TO DO.
Find the string "victim" and gather every line that holds it.

EXERCISE INPUT.

======

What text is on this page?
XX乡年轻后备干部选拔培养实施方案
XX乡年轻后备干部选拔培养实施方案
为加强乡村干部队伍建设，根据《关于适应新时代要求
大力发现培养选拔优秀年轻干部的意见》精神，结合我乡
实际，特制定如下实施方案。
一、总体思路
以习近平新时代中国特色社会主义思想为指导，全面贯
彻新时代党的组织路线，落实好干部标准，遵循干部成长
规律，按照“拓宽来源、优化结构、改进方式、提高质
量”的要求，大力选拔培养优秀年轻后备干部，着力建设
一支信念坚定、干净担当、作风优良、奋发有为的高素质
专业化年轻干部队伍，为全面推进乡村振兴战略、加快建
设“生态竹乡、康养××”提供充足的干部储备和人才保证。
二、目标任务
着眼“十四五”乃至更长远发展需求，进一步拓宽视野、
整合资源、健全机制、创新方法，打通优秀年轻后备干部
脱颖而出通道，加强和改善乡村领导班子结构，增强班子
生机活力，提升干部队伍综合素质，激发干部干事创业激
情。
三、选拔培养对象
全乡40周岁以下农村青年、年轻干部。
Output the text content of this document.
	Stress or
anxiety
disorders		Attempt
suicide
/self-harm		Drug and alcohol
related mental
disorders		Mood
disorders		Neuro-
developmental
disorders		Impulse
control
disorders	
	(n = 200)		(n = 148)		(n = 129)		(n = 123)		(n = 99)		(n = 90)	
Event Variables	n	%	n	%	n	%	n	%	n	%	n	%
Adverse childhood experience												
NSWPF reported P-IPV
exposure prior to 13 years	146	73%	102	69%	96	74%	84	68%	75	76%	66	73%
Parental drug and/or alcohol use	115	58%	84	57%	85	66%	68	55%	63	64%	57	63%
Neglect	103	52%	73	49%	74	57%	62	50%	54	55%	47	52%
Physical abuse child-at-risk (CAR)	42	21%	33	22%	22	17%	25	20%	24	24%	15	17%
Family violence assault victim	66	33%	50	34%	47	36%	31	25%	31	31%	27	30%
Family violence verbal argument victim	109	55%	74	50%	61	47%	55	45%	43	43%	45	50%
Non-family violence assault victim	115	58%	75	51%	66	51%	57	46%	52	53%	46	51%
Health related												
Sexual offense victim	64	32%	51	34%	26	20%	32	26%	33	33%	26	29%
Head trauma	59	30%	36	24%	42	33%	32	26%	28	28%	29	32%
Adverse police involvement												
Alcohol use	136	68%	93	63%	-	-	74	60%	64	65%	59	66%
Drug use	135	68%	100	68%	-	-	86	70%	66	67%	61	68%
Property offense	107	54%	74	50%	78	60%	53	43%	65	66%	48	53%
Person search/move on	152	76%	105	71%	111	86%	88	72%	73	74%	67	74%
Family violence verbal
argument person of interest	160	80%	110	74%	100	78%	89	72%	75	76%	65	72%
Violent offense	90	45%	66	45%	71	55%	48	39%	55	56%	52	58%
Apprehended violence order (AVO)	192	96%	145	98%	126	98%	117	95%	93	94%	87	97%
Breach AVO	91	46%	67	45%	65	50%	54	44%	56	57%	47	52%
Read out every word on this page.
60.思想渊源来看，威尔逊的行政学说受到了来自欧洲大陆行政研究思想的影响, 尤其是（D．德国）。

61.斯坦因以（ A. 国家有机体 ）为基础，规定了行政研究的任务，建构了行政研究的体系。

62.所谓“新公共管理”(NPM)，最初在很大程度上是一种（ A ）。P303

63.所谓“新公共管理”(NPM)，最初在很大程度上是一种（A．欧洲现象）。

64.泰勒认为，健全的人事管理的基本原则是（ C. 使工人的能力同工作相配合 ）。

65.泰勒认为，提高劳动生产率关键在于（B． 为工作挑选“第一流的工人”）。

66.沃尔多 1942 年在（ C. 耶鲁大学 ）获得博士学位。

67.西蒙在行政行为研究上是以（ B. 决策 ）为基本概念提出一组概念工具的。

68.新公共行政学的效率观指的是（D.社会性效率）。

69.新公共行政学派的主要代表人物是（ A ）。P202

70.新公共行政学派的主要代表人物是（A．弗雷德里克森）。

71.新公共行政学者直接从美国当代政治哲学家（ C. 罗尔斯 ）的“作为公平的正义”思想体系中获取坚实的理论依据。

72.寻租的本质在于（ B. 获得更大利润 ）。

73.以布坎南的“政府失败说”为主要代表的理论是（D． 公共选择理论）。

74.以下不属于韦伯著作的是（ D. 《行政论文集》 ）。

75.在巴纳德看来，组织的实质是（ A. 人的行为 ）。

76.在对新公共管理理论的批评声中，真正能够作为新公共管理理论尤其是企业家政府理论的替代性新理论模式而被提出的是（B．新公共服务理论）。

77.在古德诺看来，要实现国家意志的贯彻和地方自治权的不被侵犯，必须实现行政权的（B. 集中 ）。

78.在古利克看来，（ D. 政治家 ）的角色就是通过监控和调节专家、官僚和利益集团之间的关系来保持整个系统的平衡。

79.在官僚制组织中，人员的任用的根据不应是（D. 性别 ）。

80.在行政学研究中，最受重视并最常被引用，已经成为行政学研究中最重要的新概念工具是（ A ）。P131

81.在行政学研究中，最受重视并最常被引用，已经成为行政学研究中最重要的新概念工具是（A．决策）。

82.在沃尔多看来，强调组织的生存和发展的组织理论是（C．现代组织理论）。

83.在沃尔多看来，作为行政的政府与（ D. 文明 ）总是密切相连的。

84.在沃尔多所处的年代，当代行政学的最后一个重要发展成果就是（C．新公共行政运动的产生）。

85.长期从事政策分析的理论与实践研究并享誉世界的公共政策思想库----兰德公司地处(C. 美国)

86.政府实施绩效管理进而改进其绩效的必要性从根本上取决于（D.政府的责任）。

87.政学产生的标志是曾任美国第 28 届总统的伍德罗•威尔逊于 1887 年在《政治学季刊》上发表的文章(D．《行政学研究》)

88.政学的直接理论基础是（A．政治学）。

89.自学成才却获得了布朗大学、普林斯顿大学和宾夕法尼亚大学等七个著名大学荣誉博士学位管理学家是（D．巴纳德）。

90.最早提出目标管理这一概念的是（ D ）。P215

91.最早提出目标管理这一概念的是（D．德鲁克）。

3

======

RESPONSE.
Family violence assault victim	66	33%	50	34%	47	36%	31	25%	31	31%	27	30%
Family violence verbal argument victim	109	55%	74	50%	61	47%	55	45%	43	43%	45	50%
Non-family violence assault victim	115	58%	75	51%	66	51%	57	46%	52	53%	46	51%
Sexual offense victim	64	32%	51	34%	26	20%	32	26%	33	33%	26	29%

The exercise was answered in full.